Activité:
Recopiez sans rien modifier le passage du texte fourni qui commence par « Directement liée à » et se poursuit jusqu'à « de la tragédie. ».

Texte fourni:
%%

Les dernières lignes sont sobres, efficaces, saisissantes :
« Tu te demandes : combien de matins reste-t-il ?
Une porte s’est refermée. Une autre porte s’est ouverte.
Tu es entré dans l’hiver de ta vie. »
Je sais, ça a l’air plombant, comme ça, mais ça ne l’est pas. J’étais un peu triste d’avoir fini le livre : j’ai passé un excellent moment avec Chronique d’hiver, j’ai eu envie de replonger dans les romans de Paul Auster. Je vous conseille la promenade.

Conseillé par
13 février 2013

Un superbe roman noir

Il y a là tous les ingrédients de ce qui fait un grand roman noir. Un arrière-goût de rouille nous parle d’un coin des Etats-Unis, en Pennsylvanie, qui subit depuis des années déjà le contre-coup de la désindustrialisation du pays. De l’usine sidérurgique qui faisait vivre la vallée il ne reste rien, que des friches industrielles qui rappellent douloureusement que la région était prospère. Il est souvent question des conséquences humaines tragiques de ces délocalisations et faillites qui ont entraîné en cascade d’autres fermetures. Ceux qui sont restés survivent tant bien que mal mais nul n’est épargné, et chacun est conscient non seulement du désastre accompli mais aussi des sombres jours à venir. Si les ouvriers ont été les premiers perdants de la mondialisation, il en est de même désormais pour les employés en col blanc. L’analyse de la situation est toujours livrée à hauteur de personnage, sans pesanteur didactique ou idéologique, et le constat n’en est que plus glaçant, comme il est glaçant de voir ces hommes et ces femmes survivre parfois grâce au produit de leur chasse (pas de leur pêche, les rivières sont bien trop polluées).


Directement liée à cette dimension sociale, la trajectoire des personnages est marquée du sceau du roman noir. Ils sont la plupart du temps agis par les circonstances, mais il y a aussi en eux une conscience douloureuse de leur responsabilité, qu’elle soit individuelle ou collective, en même temps qu’une incapacité à changer leur vie sans déclencher la tragédie. Isaac en est un bel exemple : jeune homme aux capacités intellectuelles extraordinaires, il est coincé à Buell parce qu’il doit s’occuper de son père, handicapé à la suite d’un accident à l’usine (lorsqu’elle fonctionnait encore). Englué dans cette vie sans avenir, il sait qu’il doit partir, mais son départ est précisément le déclencheur de la tragédie.

%%

Données de segmentation de la page:
%%

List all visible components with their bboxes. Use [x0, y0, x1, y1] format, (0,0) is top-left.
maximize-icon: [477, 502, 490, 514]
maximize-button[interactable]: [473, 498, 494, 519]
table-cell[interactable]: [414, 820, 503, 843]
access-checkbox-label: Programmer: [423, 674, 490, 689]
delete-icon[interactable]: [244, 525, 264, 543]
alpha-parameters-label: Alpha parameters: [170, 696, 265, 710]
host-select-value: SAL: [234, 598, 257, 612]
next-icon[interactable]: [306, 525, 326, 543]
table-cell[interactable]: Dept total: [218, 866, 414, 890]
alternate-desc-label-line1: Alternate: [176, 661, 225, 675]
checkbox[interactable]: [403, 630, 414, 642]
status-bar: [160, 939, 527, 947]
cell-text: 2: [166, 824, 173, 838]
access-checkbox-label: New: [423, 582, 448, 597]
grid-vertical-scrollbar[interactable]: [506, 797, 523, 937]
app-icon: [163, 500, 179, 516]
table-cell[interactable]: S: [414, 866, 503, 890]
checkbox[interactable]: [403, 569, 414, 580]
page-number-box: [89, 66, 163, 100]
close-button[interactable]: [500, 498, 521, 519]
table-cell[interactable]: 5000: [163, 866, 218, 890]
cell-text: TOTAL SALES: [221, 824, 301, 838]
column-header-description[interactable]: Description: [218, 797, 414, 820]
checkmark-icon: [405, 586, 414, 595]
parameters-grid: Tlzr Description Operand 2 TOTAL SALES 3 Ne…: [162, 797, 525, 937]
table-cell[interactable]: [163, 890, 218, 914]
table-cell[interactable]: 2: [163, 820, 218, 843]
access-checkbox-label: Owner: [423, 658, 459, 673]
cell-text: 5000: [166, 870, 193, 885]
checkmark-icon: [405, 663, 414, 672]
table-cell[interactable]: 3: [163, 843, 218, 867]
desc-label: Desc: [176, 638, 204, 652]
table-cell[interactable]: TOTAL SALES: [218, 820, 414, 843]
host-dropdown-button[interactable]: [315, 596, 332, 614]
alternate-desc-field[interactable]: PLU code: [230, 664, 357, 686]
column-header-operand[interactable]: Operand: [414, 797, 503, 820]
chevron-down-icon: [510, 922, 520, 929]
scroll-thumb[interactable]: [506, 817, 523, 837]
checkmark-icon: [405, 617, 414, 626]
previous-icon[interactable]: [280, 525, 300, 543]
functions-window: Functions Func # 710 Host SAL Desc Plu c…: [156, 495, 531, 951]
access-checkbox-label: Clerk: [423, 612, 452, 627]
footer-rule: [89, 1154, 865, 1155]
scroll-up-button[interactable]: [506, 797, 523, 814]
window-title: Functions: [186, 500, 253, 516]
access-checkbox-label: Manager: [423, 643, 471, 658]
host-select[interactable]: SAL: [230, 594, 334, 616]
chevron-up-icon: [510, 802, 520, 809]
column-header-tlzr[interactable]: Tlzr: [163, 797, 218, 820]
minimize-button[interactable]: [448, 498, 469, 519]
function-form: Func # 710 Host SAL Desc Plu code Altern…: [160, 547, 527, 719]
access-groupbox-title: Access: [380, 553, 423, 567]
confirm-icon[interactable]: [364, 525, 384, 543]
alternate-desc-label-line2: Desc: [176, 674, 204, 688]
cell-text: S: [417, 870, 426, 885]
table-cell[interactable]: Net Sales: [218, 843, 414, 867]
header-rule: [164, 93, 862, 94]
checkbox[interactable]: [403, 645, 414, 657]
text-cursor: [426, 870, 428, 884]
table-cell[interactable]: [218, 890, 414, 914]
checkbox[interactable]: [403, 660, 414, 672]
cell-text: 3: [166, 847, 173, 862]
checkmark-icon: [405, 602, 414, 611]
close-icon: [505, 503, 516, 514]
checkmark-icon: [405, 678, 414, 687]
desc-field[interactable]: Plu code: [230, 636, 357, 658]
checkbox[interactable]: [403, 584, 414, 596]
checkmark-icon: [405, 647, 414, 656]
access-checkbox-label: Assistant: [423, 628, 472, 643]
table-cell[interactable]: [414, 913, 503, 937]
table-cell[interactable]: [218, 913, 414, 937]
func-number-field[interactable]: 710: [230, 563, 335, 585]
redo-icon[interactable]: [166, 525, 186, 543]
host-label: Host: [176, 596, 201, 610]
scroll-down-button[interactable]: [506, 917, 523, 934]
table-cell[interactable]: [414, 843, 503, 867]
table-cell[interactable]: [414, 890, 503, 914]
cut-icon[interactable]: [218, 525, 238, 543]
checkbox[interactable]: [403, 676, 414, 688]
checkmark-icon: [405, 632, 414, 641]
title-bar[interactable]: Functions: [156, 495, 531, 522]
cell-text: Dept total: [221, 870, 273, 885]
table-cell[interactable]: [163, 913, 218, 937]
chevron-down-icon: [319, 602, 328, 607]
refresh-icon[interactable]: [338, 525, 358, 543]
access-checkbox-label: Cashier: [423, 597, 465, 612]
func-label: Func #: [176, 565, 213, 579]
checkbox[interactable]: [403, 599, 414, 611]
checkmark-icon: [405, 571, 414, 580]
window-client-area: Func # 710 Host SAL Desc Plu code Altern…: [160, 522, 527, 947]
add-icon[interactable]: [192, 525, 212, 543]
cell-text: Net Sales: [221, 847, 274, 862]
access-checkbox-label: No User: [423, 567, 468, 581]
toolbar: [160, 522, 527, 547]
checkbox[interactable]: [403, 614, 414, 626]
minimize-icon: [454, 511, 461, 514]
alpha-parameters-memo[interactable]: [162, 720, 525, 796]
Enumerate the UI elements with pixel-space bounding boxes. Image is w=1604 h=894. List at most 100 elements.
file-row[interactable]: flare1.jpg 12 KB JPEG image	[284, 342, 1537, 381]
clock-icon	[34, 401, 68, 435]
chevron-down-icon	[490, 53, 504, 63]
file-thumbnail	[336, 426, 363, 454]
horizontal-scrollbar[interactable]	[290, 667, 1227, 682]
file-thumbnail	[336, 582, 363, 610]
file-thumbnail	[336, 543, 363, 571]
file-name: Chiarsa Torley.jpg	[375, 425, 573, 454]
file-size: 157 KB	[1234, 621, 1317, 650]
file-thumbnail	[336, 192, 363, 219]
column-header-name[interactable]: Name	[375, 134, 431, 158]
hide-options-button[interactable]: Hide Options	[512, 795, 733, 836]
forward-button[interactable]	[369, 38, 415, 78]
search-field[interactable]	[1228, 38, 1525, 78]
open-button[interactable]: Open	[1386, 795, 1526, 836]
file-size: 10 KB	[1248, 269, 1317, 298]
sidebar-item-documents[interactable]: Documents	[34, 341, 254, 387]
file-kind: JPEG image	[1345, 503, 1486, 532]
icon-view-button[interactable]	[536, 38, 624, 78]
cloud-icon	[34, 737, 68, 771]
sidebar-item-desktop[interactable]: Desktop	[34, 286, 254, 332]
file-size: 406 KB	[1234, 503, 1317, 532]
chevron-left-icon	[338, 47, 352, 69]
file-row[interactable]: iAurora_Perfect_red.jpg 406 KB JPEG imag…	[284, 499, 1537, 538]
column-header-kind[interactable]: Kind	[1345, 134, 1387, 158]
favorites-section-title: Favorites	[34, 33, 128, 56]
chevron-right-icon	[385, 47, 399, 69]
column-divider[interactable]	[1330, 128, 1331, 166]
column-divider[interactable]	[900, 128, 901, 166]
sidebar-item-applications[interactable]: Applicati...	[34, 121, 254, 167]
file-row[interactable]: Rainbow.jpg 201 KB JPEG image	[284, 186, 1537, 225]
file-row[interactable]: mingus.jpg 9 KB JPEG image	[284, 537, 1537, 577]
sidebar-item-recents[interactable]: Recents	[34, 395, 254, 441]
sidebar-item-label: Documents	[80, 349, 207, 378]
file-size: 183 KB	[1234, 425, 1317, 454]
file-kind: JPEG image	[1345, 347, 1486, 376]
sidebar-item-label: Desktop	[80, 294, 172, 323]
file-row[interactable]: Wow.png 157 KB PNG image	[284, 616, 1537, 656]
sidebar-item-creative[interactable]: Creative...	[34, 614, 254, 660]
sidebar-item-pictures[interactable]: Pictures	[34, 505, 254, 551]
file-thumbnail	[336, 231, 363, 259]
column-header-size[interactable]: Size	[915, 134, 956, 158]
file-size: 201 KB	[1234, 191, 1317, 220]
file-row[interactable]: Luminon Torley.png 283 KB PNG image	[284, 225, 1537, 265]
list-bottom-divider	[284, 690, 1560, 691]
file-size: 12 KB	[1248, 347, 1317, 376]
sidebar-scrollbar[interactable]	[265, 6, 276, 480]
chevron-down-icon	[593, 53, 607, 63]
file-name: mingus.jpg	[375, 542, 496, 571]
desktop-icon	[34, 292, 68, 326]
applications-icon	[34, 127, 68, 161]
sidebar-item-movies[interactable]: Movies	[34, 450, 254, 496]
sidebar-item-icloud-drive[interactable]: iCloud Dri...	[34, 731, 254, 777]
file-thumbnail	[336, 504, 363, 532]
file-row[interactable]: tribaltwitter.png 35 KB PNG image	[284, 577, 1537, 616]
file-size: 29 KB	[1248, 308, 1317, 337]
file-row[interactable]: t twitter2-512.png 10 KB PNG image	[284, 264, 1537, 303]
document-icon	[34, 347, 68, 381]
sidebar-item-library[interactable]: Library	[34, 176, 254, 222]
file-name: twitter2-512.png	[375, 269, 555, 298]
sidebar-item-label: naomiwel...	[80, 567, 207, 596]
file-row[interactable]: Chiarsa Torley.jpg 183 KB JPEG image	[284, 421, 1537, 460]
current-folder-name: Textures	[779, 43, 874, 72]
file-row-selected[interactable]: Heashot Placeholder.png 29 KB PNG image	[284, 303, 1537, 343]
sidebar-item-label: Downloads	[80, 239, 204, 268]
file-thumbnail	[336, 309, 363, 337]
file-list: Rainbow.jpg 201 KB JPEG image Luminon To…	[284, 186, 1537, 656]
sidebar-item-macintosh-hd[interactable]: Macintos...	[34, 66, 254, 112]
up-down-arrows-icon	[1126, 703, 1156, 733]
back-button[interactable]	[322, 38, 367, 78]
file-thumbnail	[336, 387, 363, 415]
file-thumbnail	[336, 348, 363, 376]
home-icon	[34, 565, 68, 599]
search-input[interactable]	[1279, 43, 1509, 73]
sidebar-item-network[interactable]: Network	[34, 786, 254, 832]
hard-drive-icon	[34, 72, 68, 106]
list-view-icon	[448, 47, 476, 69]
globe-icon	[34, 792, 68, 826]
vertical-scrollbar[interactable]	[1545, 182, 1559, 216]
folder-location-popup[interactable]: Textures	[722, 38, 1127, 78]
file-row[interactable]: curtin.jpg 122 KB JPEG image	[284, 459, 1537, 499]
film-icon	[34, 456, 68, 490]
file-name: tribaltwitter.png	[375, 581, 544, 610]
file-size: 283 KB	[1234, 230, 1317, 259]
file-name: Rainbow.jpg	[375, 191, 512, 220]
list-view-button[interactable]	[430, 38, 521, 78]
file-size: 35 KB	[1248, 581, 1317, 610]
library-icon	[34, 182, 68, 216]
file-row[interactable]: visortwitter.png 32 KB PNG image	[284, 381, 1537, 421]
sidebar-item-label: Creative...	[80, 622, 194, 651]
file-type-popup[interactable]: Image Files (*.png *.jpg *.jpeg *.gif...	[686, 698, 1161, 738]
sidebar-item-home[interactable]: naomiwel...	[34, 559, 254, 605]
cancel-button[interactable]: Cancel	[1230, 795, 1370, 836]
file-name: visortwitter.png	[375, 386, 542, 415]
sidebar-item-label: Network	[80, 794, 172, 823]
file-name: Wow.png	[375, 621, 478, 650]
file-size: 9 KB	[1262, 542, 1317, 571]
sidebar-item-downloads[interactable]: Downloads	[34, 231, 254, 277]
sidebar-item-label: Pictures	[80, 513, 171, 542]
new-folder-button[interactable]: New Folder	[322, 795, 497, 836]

%%

Zone de réponse:
Directement liée à cette dimension sociale, la trajectoire des personnages est marquée du sceau du roman noir. Ils sont la plupart du temps agis par les circonstances, mais il y a aussi en eux une conscience douloureuse de leur responsabilité, qu’elle soit individuelle ou collective, en même temps qu’une incapacité à changer leur vie sans déclencher la tragédie. Isaac en est un bel exemple : jeune homme aux capacités intellectuelles extraordinaires, il est coincé à Buell parce qu’il doit s’occuper de son père, handicapé à la suite d’un accident à l’usine (lorsqu’elle fonctionnait encore). Englué dans cette vie sans avenir, il sait qu’il doit partir, mais son départ est précisément le déclencheur de la tragédie.